> _Supplied information_:
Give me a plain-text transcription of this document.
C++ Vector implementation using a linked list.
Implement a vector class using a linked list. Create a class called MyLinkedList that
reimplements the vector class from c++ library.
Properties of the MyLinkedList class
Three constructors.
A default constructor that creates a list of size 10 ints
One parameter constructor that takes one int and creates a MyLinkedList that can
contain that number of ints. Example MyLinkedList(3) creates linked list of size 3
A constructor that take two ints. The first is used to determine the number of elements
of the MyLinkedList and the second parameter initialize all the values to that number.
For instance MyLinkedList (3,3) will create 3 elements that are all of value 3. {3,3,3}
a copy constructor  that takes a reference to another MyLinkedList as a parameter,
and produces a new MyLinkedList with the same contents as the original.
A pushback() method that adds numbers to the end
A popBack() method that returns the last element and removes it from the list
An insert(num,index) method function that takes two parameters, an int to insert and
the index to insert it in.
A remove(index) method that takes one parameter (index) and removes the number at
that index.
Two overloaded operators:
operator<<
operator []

> _Task requirements_:
Take the entries above and copy them out exactly.

> _Exercise solution_:
Give me a plain-text transcription of this document.
C++ Vector implementation using a linked list.
Implement a vector class using a linked list. Create a class called MyLinkedList that
reimplements the vector class from c++ library.
Properties of the MyLinkedList class
Three constructors.
A default constructor that creates a list of size 10 ints
One parameter constructor that takes one int and creates a MyLinkedList that can
contain that number of ints. Example MyLinkedList(3) creates linked list of size 3
A constructor that take two ints. The first is used to determine the number of elements
of the MyLinkedList and the second parameter initialize all the values to that number.
For instance MyLinkedList (3,3) will create 3 elements that are all of value 3. {3,3,3}
a copy constructor  that takes a reference to another MyLinkedList as a parameter,
and produces a new MyLinkedList with the same contents as the original.
A pushback() method that adds numbers to the end
A popBack() method that returns the last element and removes it from the list
An insert(num,index) method function that takes two parameters, an int to insert and
the index to insert it in.
A remove(index) method that takes one parameter (index) and removes the number at
that index.
Two overloaded operators:
operator<<
operator []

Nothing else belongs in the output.